==== INPUT FOR THIS TASK

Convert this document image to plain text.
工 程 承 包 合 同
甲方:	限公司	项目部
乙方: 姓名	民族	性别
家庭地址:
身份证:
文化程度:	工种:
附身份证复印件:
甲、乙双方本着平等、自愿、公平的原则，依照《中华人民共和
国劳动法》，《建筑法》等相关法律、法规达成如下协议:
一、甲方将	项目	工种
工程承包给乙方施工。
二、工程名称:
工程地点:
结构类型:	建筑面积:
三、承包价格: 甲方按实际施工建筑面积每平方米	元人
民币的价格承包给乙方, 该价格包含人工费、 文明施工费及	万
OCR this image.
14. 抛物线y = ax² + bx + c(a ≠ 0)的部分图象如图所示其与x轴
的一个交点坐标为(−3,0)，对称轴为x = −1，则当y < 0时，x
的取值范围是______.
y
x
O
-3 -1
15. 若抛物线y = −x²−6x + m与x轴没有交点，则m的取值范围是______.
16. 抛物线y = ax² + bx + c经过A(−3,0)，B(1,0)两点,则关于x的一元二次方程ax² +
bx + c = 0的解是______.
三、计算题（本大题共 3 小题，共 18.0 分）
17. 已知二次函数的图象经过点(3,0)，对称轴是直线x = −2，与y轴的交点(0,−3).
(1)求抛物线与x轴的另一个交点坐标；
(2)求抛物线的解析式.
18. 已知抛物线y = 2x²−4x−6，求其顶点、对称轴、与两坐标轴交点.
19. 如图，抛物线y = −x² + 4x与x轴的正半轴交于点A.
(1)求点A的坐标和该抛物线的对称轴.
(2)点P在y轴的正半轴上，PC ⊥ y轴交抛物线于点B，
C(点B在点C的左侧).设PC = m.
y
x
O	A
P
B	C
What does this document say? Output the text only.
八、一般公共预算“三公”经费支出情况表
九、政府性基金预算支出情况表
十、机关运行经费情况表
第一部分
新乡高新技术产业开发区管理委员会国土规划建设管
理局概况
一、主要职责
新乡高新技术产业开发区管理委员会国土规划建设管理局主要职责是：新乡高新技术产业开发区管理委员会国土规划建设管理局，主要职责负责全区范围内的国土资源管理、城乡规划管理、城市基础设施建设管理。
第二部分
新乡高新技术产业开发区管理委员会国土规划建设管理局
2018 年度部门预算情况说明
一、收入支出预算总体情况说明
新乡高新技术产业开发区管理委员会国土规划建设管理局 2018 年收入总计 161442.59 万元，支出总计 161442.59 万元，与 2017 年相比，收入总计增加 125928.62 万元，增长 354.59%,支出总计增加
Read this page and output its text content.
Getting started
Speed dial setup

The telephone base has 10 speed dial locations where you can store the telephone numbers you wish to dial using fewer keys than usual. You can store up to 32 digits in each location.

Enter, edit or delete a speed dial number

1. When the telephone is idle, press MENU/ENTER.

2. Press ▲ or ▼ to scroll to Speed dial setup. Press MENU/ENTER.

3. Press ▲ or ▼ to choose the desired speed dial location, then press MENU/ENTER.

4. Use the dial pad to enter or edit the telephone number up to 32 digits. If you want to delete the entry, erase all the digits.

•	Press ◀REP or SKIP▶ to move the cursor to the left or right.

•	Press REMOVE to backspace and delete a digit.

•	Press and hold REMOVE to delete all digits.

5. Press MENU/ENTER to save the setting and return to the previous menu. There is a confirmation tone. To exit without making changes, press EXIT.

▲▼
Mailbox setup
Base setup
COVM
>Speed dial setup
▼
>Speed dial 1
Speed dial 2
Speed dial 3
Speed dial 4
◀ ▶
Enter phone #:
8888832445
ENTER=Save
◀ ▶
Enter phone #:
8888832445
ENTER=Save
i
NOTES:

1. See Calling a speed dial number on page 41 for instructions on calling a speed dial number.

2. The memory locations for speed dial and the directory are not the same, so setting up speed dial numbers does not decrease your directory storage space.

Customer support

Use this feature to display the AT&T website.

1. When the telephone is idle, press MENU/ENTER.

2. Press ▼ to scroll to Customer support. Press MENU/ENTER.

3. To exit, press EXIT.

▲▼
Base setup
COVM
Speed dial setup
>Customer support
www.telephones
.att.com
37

========

● **SET EXERCISE**: Using the data above, print every record exactly as shown.

● **WRITTEN SOLUTION**:
Convert this document image to plain text.
工 程 承 包 合 同
甲方:	限公司	项目部
乙方: 姓名	民族	性别
家庭地址:
身份证:
文化程度:	工种:
附身份证复印件:
甲、乙双方本着平等、自愿、公平的原则，依照《中华人民共和
国劳动法》，《建筑法》等相关法律、法规达成如下协议:
一、甲方将	项目	工种
工程承包给乙方施工。
二、工程名称:
工程地点:
结构类型:	建筑面积:
三、承包价格: 甲方按实际施工建筑面积每平方米	元人
民币的价格承包给乙方, 该价格包含人工费、 文明施工费及	万
OCR this image.
14. 抛物线y = ax² + bx + c(a ≠ 0)的部分图象如图所示其与x轴
的一个交点坐标为(−3,0)，对称轴为x = −1，则当y < 0时，x
的取值范围是______.
y
x
O
-3 -1
15. 若抛物线y = −x²−6x + m与x轴没有交点，则m的取值范围是______.
16. 抛物线y = ax² + bx + c经过A(−3,0)，B(1,0)两点,则关于x的一元二次方程ax² +
bx + c = 0的解是______.
三、计算题（本大题共 3 小题，共 18.0 分）
17. 已知二次函数的图象经过点(3,0)，对称轴是直线x = −2，与y轴的交点(0,−3).
(1)求抛物线与x轴的另一个交点坐标；
(2)求抛物线的解析式.
18. 已知抛物线y = 2x²−4x−6，求其顶点、对称轴、与两坐标轴交点.
19. 如图，抛物线y = −x² + 4x与x轴的正半轴交于点A.
(1)求点A的坐标和该抛物线的对称轴.
(2)点P在y轴的正半轴上，PC ⊥ y轴交抛物线于点B，
C(点B在点C的左侧).设PC = m.
y
x
O	A
P
B	C
What does this document say? Output the text only.
八、一般公共预算“三公”经费支出情况表
九、政府性基金预算支出情况表
十、机关运行经费情况表
第一部分
新乡高新技术产业开发区管理委员会国土规划建设管
理局概况
一、主要职责
新乡高新技术产业开发区管理委员会国土规划建设管理局主要职责是：新乡高新技术产业开发区管理委员会国土规划建设管理局，主要职责负责全区范围内的国土资源管理、城乡规划管理、城市基础设施建设管理。
第二部分
新乡高新技术产业开发区管理委员会国土规划建设管理局
2018 年度部门预算情况说明
一、收入支出预算总体情况说明
新乡高新技术产业开发区管理委员会国土规划建设管理局 2018 年收入总计 161442.59 万元，支出总计 161442.59 万元，与 2017 年相比，收入总计增加 125928.62 万元，增长 354.59%,支出总计增加
Read this page and output its text content.
Getting started
Speed dial setup

The telephone base has 10 speed dial locations where you can store the telephone numbers you wish to dial using fewer keys than usual. You can store up to 32 digits in each location.

Enter, edit or delete a speed dial number

1. When the telephone is idle, press MENU/ENTER.

2. Press ▲ or ▼ to scroll to Speed dial setup. Press MENU/ENTER.

3. Press ▲ or ▼ to choose the desired speed dial location, then press MENU/ENTER.

4. Use the dial pad to enter or edit the telephone number up to 32 digits. If you want to delete the entry, erase all the digits.

•	Press ◀REP or SKIP▶ to move the cursor to the left or right.

•	Press REMOVE to backspace and delete a digit.

•	Press and hold REMOVE to delete all digits.

5. Press MENU/ENTER to save the setting and return to the previous menu. There is a confirmation tone. To exit without making changes, press EXIT.

▲▼
Mailbox setup
Base setup
COVM
>Speed dial setup
▼
>Speed dial 1
Speed dial 2
Speed dial 3
Speed dial 4
◀ ▶
Enter phone #:
8888832445
ENTER=Save
◀ ▶
Enter phone #:
8888832445
ENTER=Save
i
NOTES:

1. See Calling a speed dial number on page 41 for instructions on calling a speed dial number.

2. The memory locations for speed dial and the directory are not the same, so setting up speed dial numbers does not decrease your directory storage space.

Customer support

Use this feature to display the AT&T website.

1. When the telephone is idle, press MENU/ENTER.

2. Press ▼ to scroll to Customer support. Press MENU/ENTER.

3. To exit, press EXIT.

▲▼
Base setup
COVM
Speed dial setup
>Customer support
www.telephones
.att.com
37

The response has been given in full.